**TASK DETAILS**
Leaving out the pictures, retype all the material exactly.

**Stored data**

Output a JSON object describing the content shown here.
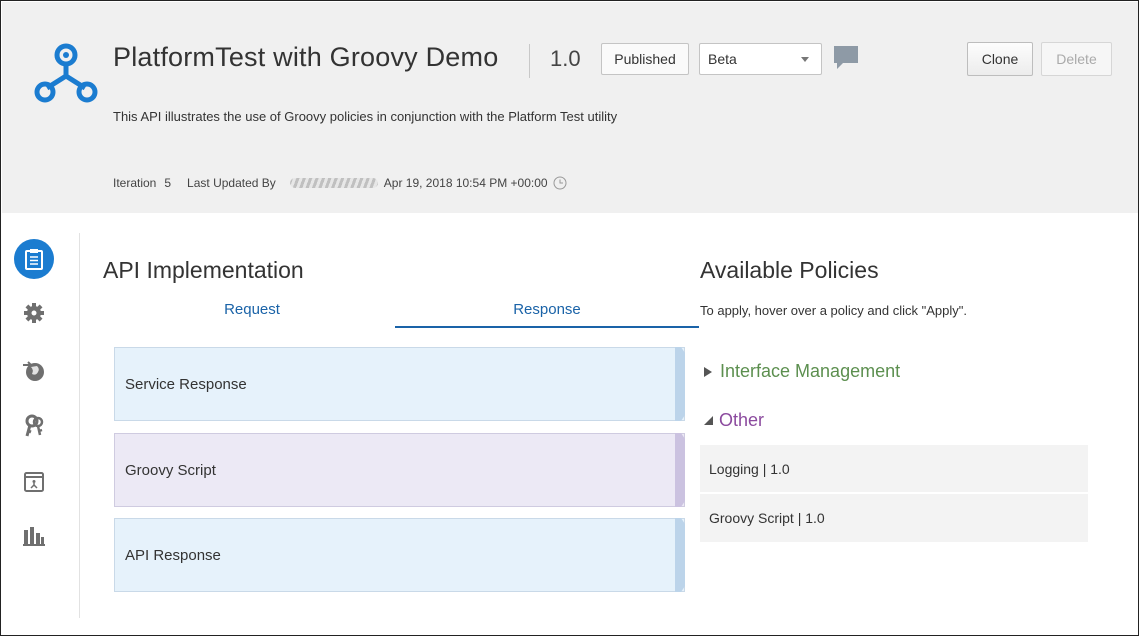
{
  "header": {
    "title": "PlatformTest with Groovy Demo",
    "version": "1.0",
    "status_badge": "Published",
    "stage_select": "Beta",
    "clone_label": "Clone",
    "delete_label": "Delete",
    "description": "This API illustrates the use of Groovy policies in conjunction with the Platform Test utility",
    "iteration_label": "Iteration",
    "iteration_value": "5",
    "last_updated_label": "Last Updated By",
    "last_updated_time": "Apr 19, 2018 10:54 PM +00:00"
  },
  "sidebar": {
    "items": [
      {
        "icon": "api-implementation-icon",
        "active": true
      },
      {
        "icon": "gear-icon"
      },
      {
        "icon": "globe-deploy-icon"
      },
      {
        "icon": "keys-icon"
      },
      {
        "icon": "portal-icon"
      },
      {
        "icon": "analytics-icon"
      }
    ]
  },
  "implementation": {
    "title": "API Implementation",
    "tabs": [
      "Request",
      "Response"
    ],
    "active_tab": "Response",
    "flow": [
      {
        "label": "Service Response",
        "color": "#e6f2fb"
      },
      {
        "label": "Groovy Script",
        "color": "#ece9f5"
      },
      {
        "label": "API Response",
        "color": "#e6f2fb"
      }
    ]
  },
  "policies": {
    "title": "Available Policies",
    "hint": "To apply, hover over a policy and click \"Apply\".",
    "groups": [
      {
        "label": "Interface Management",
        "expanded": false,
        "color": "#5c8f4f"
      },
      {
        "label": "Other",
        "expanded": true,
        "color": "#8b4a9e"
      }
    ],
    "items": [
      "Logging | 1.0",
      "Groovy Script | 1.0"
    ]
  },
  "colors": {
    "accent": "#1b7cd0",
    "header_bg": "#f0f0f0"
  }
}
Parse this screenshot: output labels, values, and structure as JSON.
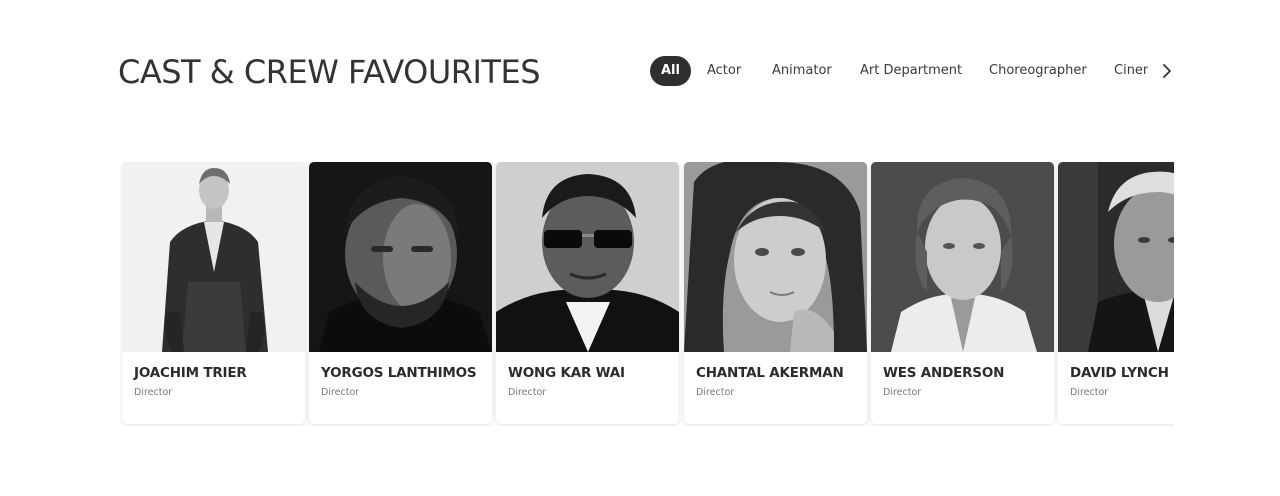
{
  "section": {
    "title": "CAST & CREW FAVOURITES"
  },
  "filters": {
    "items": [
      {
        "label": "All",
        "active": true
      },
      {
        "label": "Actor",
        "active": false
      },
      {
        "label": "Animator",
        "active": false
      },
      {
        "label": "Art Department",
        "active": false
      },
      {
        "label": "Choreographer",
        "active": false
      },
      {
        "label": "Cinematographer",
        "active": false
      }
    ],
    "next_icon": "chevron-right-icon"
  },
  "cards": [
    {
      "name": "JOACHIM TRIER",
      "role": "Director"
    },
    {
      "name": "YORGOS LANTHIMOS",
      "role": "Director"
    },
    {
      "name": "WONG KAR WAI",
      "role": "Director"
    },
    {
      "name": "CHANTAL AKERMAN",
      "role": "Director"
    },
    {
      "name": "WES ANDERSON",
      "role": "Director"
    },
    {
      "name": "DAVID LYNCH",
      "role": "Director"
    }
  ],
  "colors": {
    "accent": "#2f2f2f",
    "text": "#333333",
    "muted": "#777777",
    "background": "#ffffff"
  }
}
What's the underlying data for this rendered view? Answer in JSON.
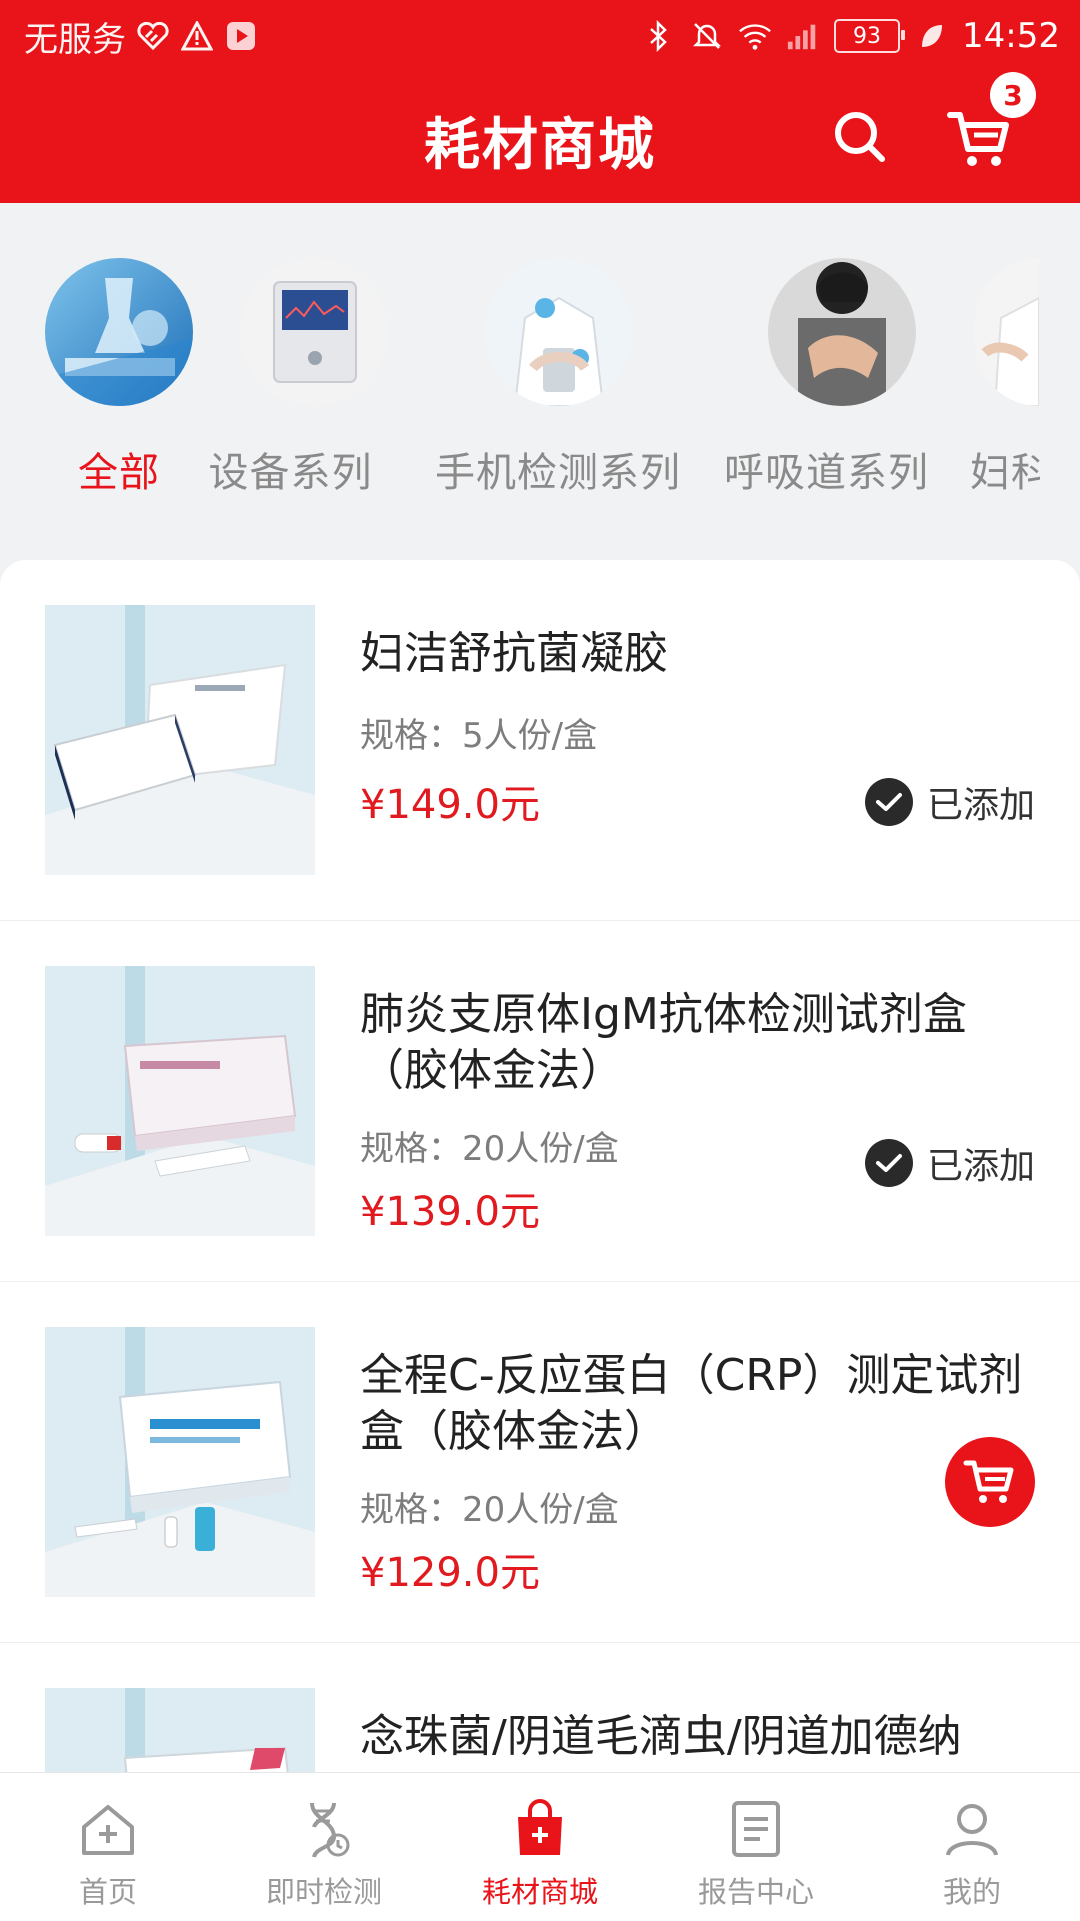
{
  "status_bar": {
    "carrier": "无服务",
    "battery": "93",
    "time": "14:52"
  },
  "header": {
    "title": "耗材商城",
    "cart_count": "3"
  },
  "categories": [
    {
      "label": "全部",
      "active": true
    },
    {
      "label": "设备系列"
    },
    {
      "label": "手机检测系列"
    },
    {
      "label": "呼吸道系列"
    },
    {
      "label": "妇科"
    }
  ],
  "products": [
    {
      "name": "妇洁舒抗菌凝胶",
      "spec": "规格：5人份/盒",
      "price": "¥149.0元",
      "status": "已添加"
    },
    {
      "name": "肺炎支原体IgM抗体检测试剂盒（胶体金法）",
      "spec": "规格：20人份/盒",
      "price": "¥139.0元",
      "status": "已添加"
    },
    {
      "name": "全程C-反应蛋白（CRP）测定试剂盒（胶体金法）",
      "spec": "规格：20人份/盒",
      "price": "¥129.0元"
    },
    {
      "name": "念珠菌/阴道毛滴虫/阴道加德纳"
    }
  ],
  "nav": [
    {
      "label": "首页",
      "icon": "home-icon"
    },
    {
      "label": "即时检测",
      "icon": "dna-icon"
    },
    {
      "label": "耗材商城",
      "icon": "shopping-bag-icon",
      "active": true
    },
    {
      "label": "报告中心",
      "icon": "report-icon"
    },
    {
      "label": "我的",
      "icon": "user-icon"
    }
  ],
  "colors": {
    "brand": "#e8141a",
    "price": "#e01a1f",
    "background": "#f1f2f4"
  }
}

**EXERCISE OUTPUT**
Output a JSON object describing the content shown here.
{
  "header": {
    "title": "PlatformTest with Groovy Demo",
    "version": "1.0",
    "status_badge": "Published",
    "stage_select": "Beta",
    "clone_label": "Clone",
    "delete_label": "Delete",
    "description": "This API illustrates the use of Groovy policies in conjunction with the Platform Test utility",
    "iteration_label": "Iteration",
    "iteration_value": "5",
    "last_updated_label": "Last Updated By",
    "last_updated_time": "Apr 19, 2018 10:54 PM +00:00"
  },
  "sidebar": {
    "items": [
      {
        "icon": "api-implementation-icon",
        "active": true
      },
      {
        "icon": "gear-icon"
      },
      {
        "icon": "globe-deploy-icon"
      },
      {
        "icon": "keys-icon"
      },
      {
        "icon": "portal-icon"
      },
      {
        "icon": "analytics-icon"
      }
    ]
  },
  "implementation": {
    "title": "API Implementation",
    "tabs": [
      "Request",
      "Response"
    ],
    "active_tab": "Response",
    "flow": [
      {
        "label": "Service Response",
        "color": "#e6f2fb"
      },
      {
        "label": "Groovy Script",
        "color": "#ece9f5"
      },
      {
        "label": "API Response",
        "color": "#e6f2fb"
      }
    ]
  },
  "policies": {
    "title": "Available Policies",
    "hint": "To apply, hover over a policy and click \"Apply\".",
    "groups": [
      {
        "label": "Interface Management",
        "expanded": false,
        "color": "#5c8f4f"
      },
      {
        "label": "Other",
        "expanded": true,
        "color": "#8b4a9e"
      }
    ],
    "items": [
      "Logging | 1.0",
      "Groovy Script | 1.0"
    ]
  },
  "colors": {
    "accent": "#1b7cd0",
    "header_bg": "#f0f0f0"
  }
}
Parse this screenshot: output labels, values, and structure as JSON.
{
  "section": {
    "title": "CAST & CREW FAVOURITES"
  },
  "filters": {
    "items": [
      {
        "label": "All",
        "active": true
      },
      {
        "label": "Actor",
        "active": false
      },
      {
        "label": "Animator",
        "active": false
      },
      {
        "label": "Art Department",
        "active": false
      },
      {
        "label": "Choreographer",
        "active": false
      },
      {
        "label": "Cinematographer",
        "active": false
      }
    ],
    "next_icon": "chevron-right-icon"
  },
  "cards": [
    {
      "name": "JOACHIM TRIER",
      "role": "Director"
    },
    {
      "name": "YORGOS LANTHIMOS",
      "role": "Director"
    },
    {
      "name": "WONG KAR WAI",
      "role": "Director"
    },
    {
      "name": "CHANTAL AKERMAN",
      "role": "Director"
    },
    {
      "name": "WES ANDERSON",
      "role": "Director"
    },
    {
      "name": "DAVID LYNCH",
      "role": "Director"
    }
  ],
  "colors": {
    "accent": "#2f2f2f",
    "text": "#333333",
    "muted": "#777777",
    "background": "#ffffff"
  }
}
What's the underlying data for this rendered view? Answer in JSON.
{
  "status_bar": {
    "carrier": "无服务",
    "battery": "93",
    "time": "14:52"
  },
  "header": {
    "title": "耗材商城",
    "cart_count": "3"
  },
  "categories": [
    {
      "label": "全部",
      "active": true
    },
    {
      "label": "设备系列"
    },
    {
      "label": "手机检测系列"
    },
    {
      "label": "呼吸道系列"
    },
    {
      "label": "妇科"
    }
  ],
  "products": [
    {
      "name": "妇洁舒抗菌凝胶",
      "spec": "规格：5人份/盒",
      "price": "¥149.0元",
      "status": "已添加"
    },
    {
      "name": "肺炎支原体IgM抗体检测试剂盒（胶体金法）",
      "spec": "规格：20人份/盒",
      "price": "¥139.0元",
      "status": "已添加"
    },
    {
      "name": "全程C-反应蛋白（CRP）测定试剂盒（胶体金法）",
      "spec": "规格：20人份/盒",
      "price": "¥129.0元"
    },
    {
      "name": "念珠菌/阴道毛滴虫/阴道加德纳"
    }
  ],
  "nav": [
    {
      "label": "首页",
      "icon": "home-icon"
    },
    {
      "label": "即时检测",
      "icon": "dna-icon"
    },
    {
      "label": "耗材商城",
      "icon": "shopping-bag-icon",
      "active": true
    },
    {
      "label": "报告中心",
      "icon": "report-icon"
    },
    {
      "label": "我的",
      "icon": "user-icon"
    }
  ],
  "colors": {
    "brand": "#e8141a",
    "price": "#e01a1f",
    "background": "#f1f2f4"
  }
}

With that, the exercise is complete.